_TEXTO SELECIONADO_
Entrou água


Eu era recém chegado em Cruzeiro do Sul quando, diante de um grave problema, um rapaz olhou pra mim, deu um longo suspiro e disse: “Entrou água...”. Essa foi a primeira vez que ouvi essa expressão. Se a gente para pra pensar um pouco, de fato, quando “entra água” as coisas dão defeito, estragam, deixam de funcionar, queimam, desmancham, enferrujam e, em algumas circunstâncias, as coisas afundam. É o caso dos barcos.

Isso me fez lembrar de algo que ouvi na infância. Na história, um menino Holandês nota uma pequena rachadura em um dos diques, contenções para evitar que o continente seja invadido pelas águas do mar. Estava entrando água e ele precisava tomar uma decisão: correr quilômetros para mobilizar os moradores da cidade (o que custaria um tempo decisivo), ou simplesmente ficar ali e colocar o dedo na fissura até que alguma ajuda aparecesse. A verdade é que a pobre criança acabou passando a noite toda acordada, encostada no muro. Se contorcendo de frio, aquele bravo rapazinho sequer conseguia sentir seu próprio dedo. Gritou, mas ninguém ouviu.

_CONTEÚDO DOS DADOS_
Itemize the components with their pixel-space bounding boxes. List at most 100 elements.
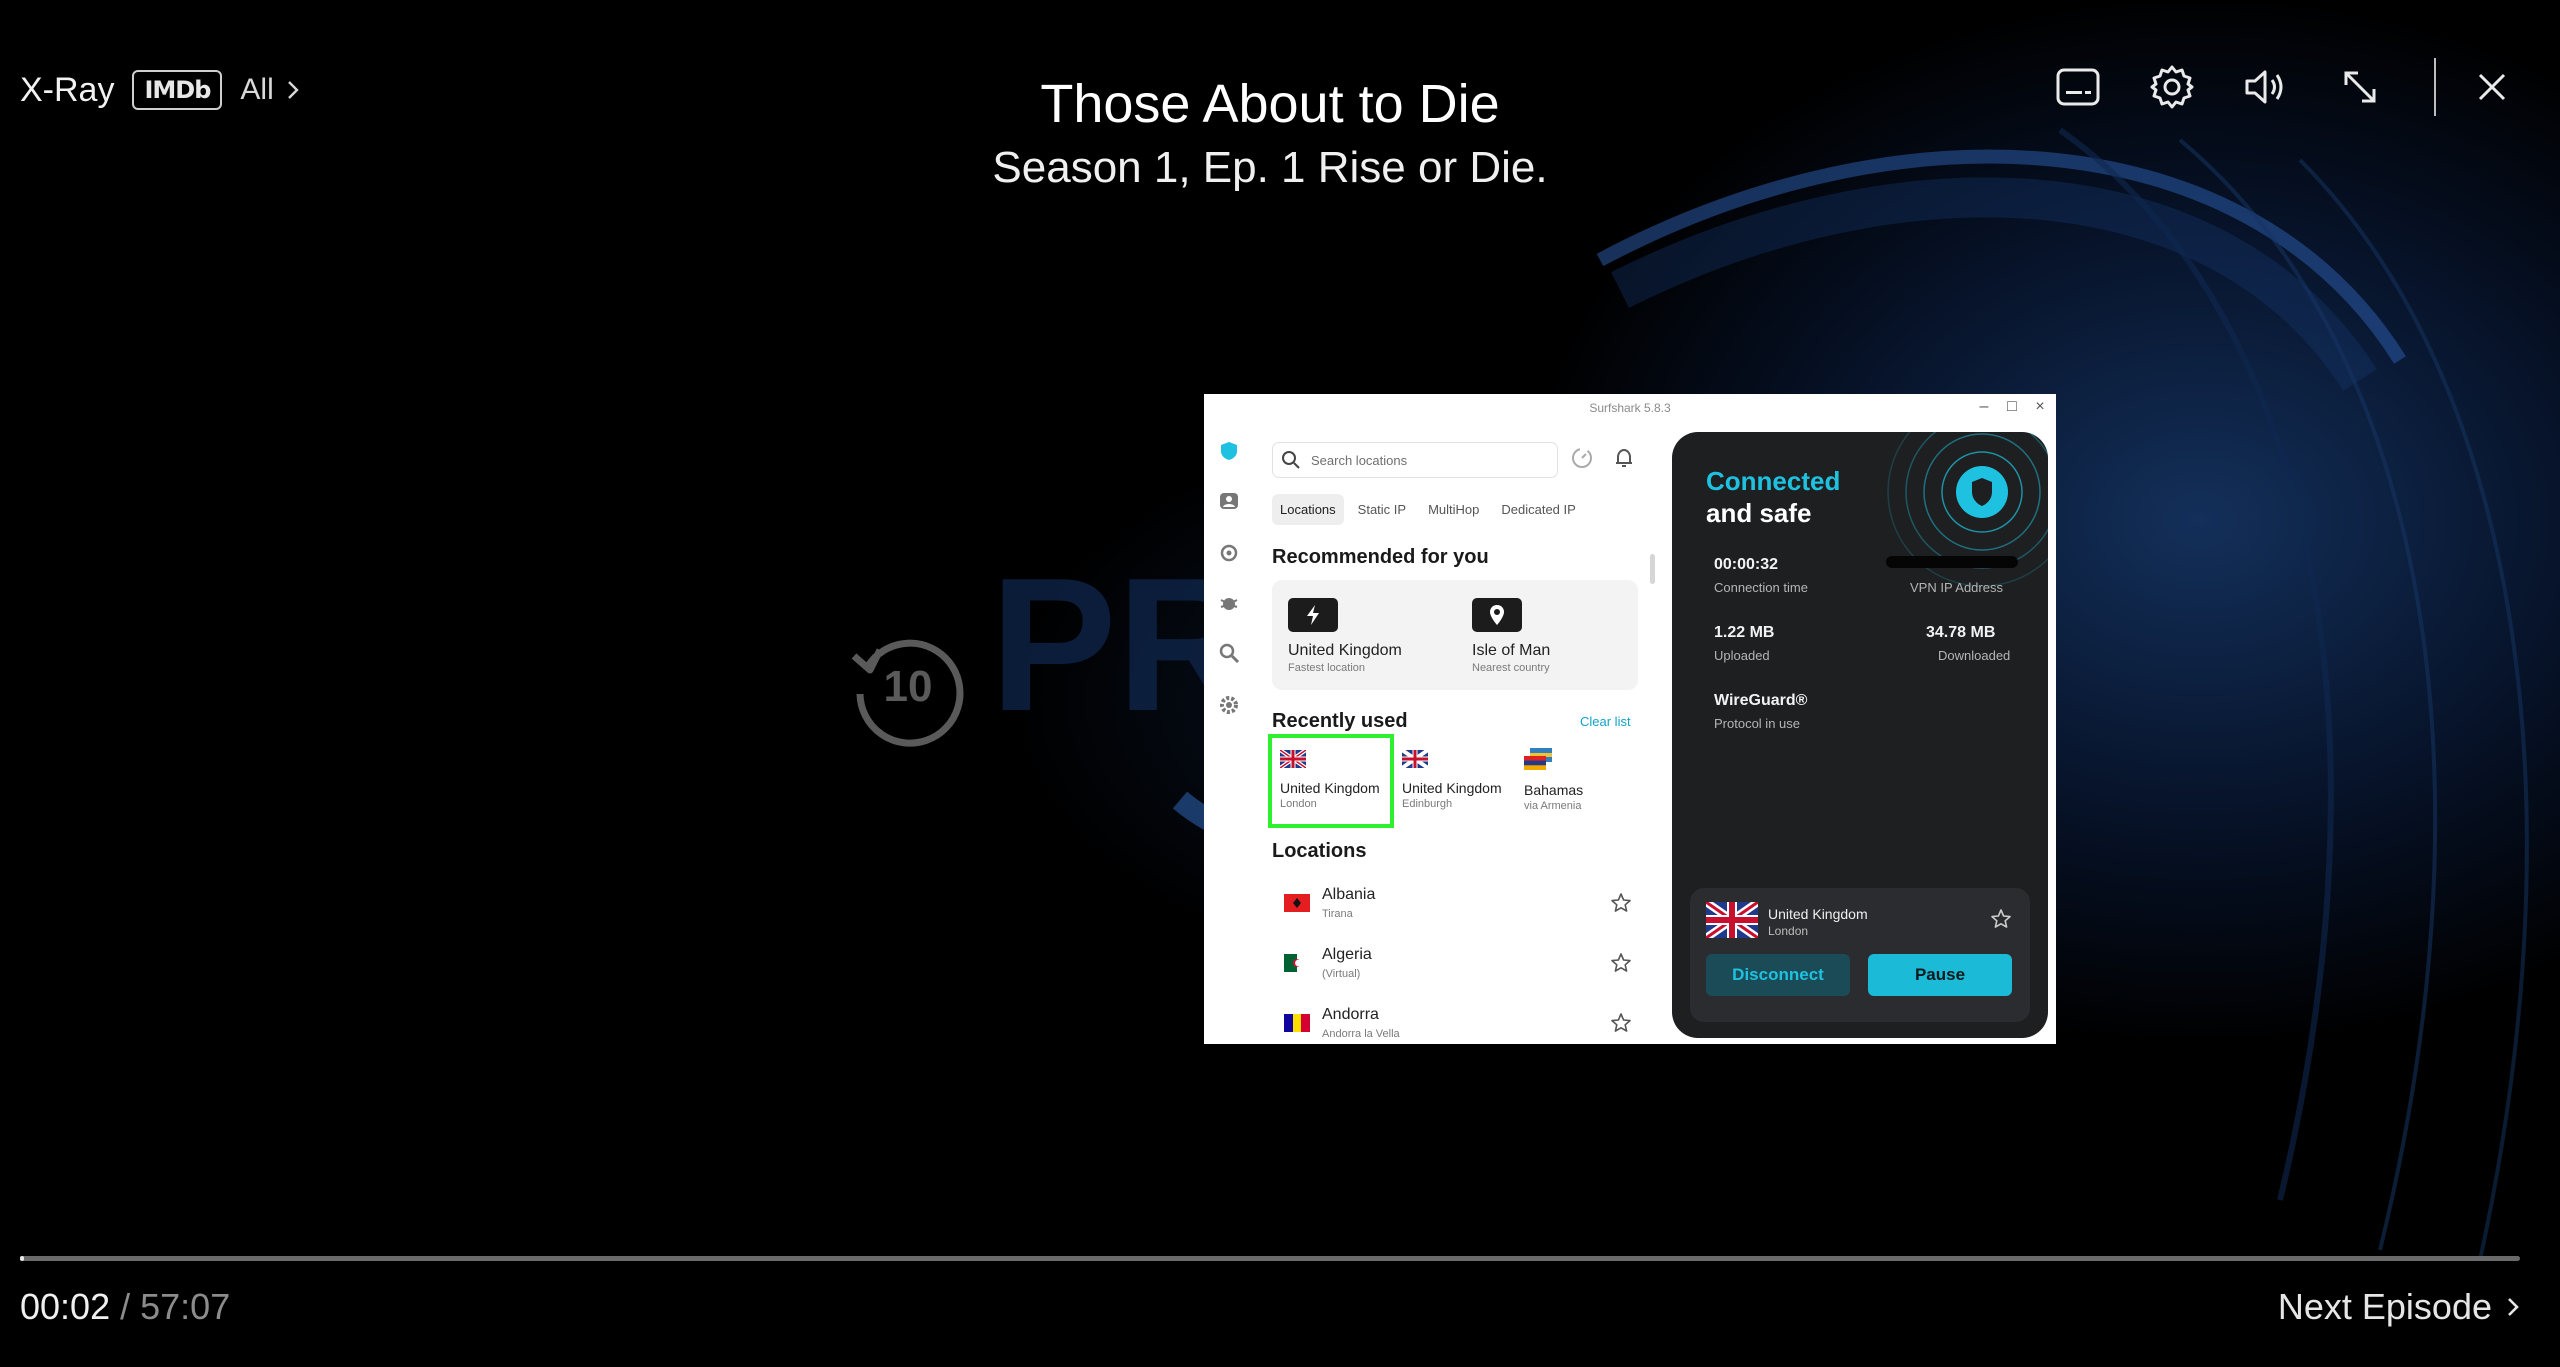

_TAREFAS A CUMPRIR_
[1] Liste todos os efeitos que, segundo o texto selecionado, acontecem com as coisas quando "entra água".
[2] Responda com base no texto selecionado: o que o menino holandês nota em um dos diques?
Não é preciso consultar os dados.

_RESPOSTAS POR TAREFA_
[1] Dão defeito, estragam, deixam de funcionar, queimam, desmancham, enferrujam e, em algumas circunstâncias, afundam.

[2] Uma pequena rachadura.